Exercise goal: Copy every entry word for word. Skip the pictures.

Extracted material:
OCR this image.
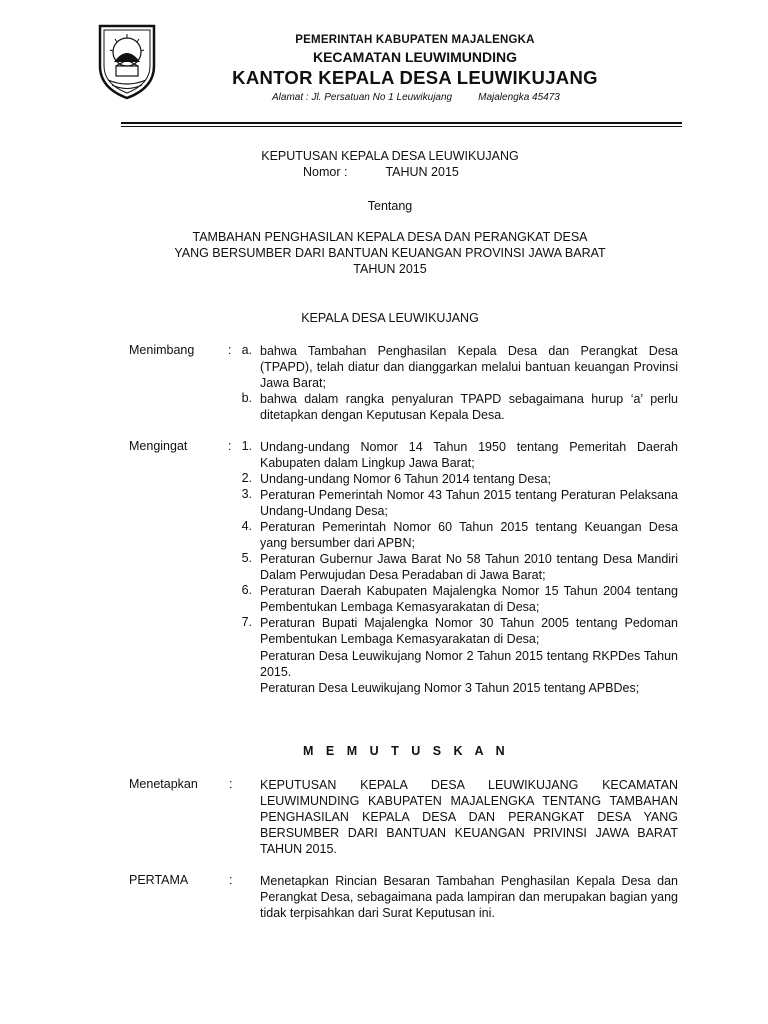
PEMERINTAH KABUPATEN MAJALENGKA
KECAMATAN LEUWIMUNDING
KANTOR KEPALA DESA LEUWIKUJANG
Alamat : Jl. Persatuan No 1 Leuwikujang	Majalengka 45473
KEPUTUSAN KEPALA DESA LEUWIKUJANG
Nomor :	TAHUN 2015
Tentang
TAMBAHAN PENGHASILAN KEPALA DESA DAN PERANGKAT DESA
YANG BERSUMBER DARI BANTUAN KEUANGAN PROVINSI JAWA BARAT
TAHUN 2015
KEPALA DESA LEUWIKUJANG
Menimbang	: a. bahwa Tambahan Penghasilan Kepala Desa dan Perangkat Desa (TPAPD), telah diatur dan dianggarkan melalui bantuan keuangan Provinsi Jawa Barat;
b. bahwa dalam rangka penyaluran TPAPD sebagaimana hurup ‘a’ perlu ditetapkan dengan Keputusan Kepala Desa.
Mengingat	: 1. Undang-undang Nomor 14 Tahun 1950 tentang Pemeritah Daerah Kabupaten dalam Lingkup Jawa Barat;
2. Undang-undang Nomor 6 Tahun 2014 tentang Desa;
3. Peraturan Pemerintah Nomor 43 Tahun 2015 tentang Peraturan Pelaksana Undang-Undang Desa;
4. Peraturan Pemerintah Nomor 60 Tahun 2015 tentang Keuangan Desa yang bersumber dari APBN;
5. Peraturan Gubernur Jawa Barat No 58 Tahun 2010 tentang Desa Mandiri Dalam Perwujudan Desa Peradaban di Jawa Barat;
6. Peraturan Daerah Kabupaten Majalengka Nomor 15 Tahun 2004 tentang Pembentukan Lembaga Kemasyarakatan di Desa;
7. Peraturan Bupati Majalengka Nomor 30 Tahun 2005 tentang Pedoman Pembentukan Lembaga Kemasyarakatan di Desa;
Peraturan Desa Leuwikujang Nomor 2 Tahun 2015 tentang RKPDes Tahun 2015.
Peraturan Desa Leuwikujang Nomor 3 Tahun 2015 tentang APBDes;
M E M U T U S K A N
Menetapkan : KEPUTUSAN KEPALA DESA LEUWIKUJANG KECAMATAN LEUWIMUNDING KABUPATEN MAJALENGKA TENTANG TAMBAHAN PENGHASILAN KEPALA DESA DAN PERANGKAT DESA YANG BERSUMBER DARI BANTUAN KEUANGAN PRIVINSI JAWA BARAT TAHUN 2015.
PERTAMA	: Menetapkan Rincian Besaran Tambahan Penghasilan Kepala Desa dan Perangkat Desa, sebagaimana pada lampiran dan merupakan bagian yang tidak terpisahkan dari Surat Keputusan ini.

Final result:
OCR this image.
PEMERINTAH KABUPATEN MAJALENGKA
KECAMATAN LEUWIMUNDING
KANTOR KEPALA DESA LEUWIKUJANG
Alamat : Jl. Persatuan No 1 Leuwikujang	Majalengka 45473
KEPUTUSAN KEPALA DESA LEUWIKUJANG
Nomor :	TAHUN 2015
Tentang
TAMBAHAN PENGHASILAN KEPALA DESA DAN PERANGKAT DESA
YANG BERSUMBER DARI BANTUAN KEUANGAN PROVINSI JAWA BARAT
TAHUN 2015
KEPALA DESA LEUWIKUJANG
Menimbang	: a. bahwa Tambahan Penghasilan Kepala Desa dan Perangkat Desa (TPAPD), telah diatur dan dianggarkan melalui bantuan keuangan Provinsi Jawa Barat;
b. bahwa dalam rangka penyaluran TPAPD sebagaimana hurup ‘a’ perlu ditetapkan dengan Keputusan Kepala Desa.
Mengingat	: 1. Undang-undang Nomor 14 Tahun 1950 tentang Pemeritah Daerah Kabupaten dalam Lingkup Jawa Barat;
2. Undang-undang Nomor 6 Tahun 2014 tentang Desa;
3. Peraturan Pemerintah Nomor 43 Tahun 2015 tentang Peraturan Pelaksana Undang-Undang Desa;
4. Peraturan Pemerintah Nomor 60 Tahun 2015 tentang Keuangan Desa yang bersumber dari APBN;
5. Peraturan Gubernur Jawa Barat No 58 Tahun 2010 tentang Desa Mandiri Dalam Perwujudan Desa Peradaban di Jawa Barat;
6. Peraturan Daerah Kabupaten Majalengka Nomor 15 Tahun 2004 tentang Pembentukan Lembaga Kemasyarakatan di Desa;
7. Peraturan Bupati Majalengka Nomor 30 Tahun 2005 tentang Pedoman Pembentukan Lembaga Kemasyarakatan di Desa;
Peraturan Desa Leuwikujang Nomor 2 Tahun 2015 tentang RKPDes Tahun 2015.
Peraturan Desa Leuwikujang Nomor 3 Tahun 2015 tentang APBDes;
M E M U T U S K A N
Menetapkan : KEPUTUSAN KEPALA DESA LEUWIKUJANG KECAMATAN LEUWIMUNDING KABUPATEN MAJALENGKA TENTANG TAMBAHAN PENGHASILAN KEPALA DESA DAN PERANGKAT DESA YANG BERSUMBER DARI BANTUAN KEUANGAN PRIVINSI JAWA BARAT TAHUN 2015.
PERTAMA	: Menetapkan Rincian Besaran Tambahan Penghasilan Kepala Desa dan Perangkat Desa, sebagaimana pada lampiran dan merupakan bagian yang tidak terpisahkan dari Surat Keputusan ini.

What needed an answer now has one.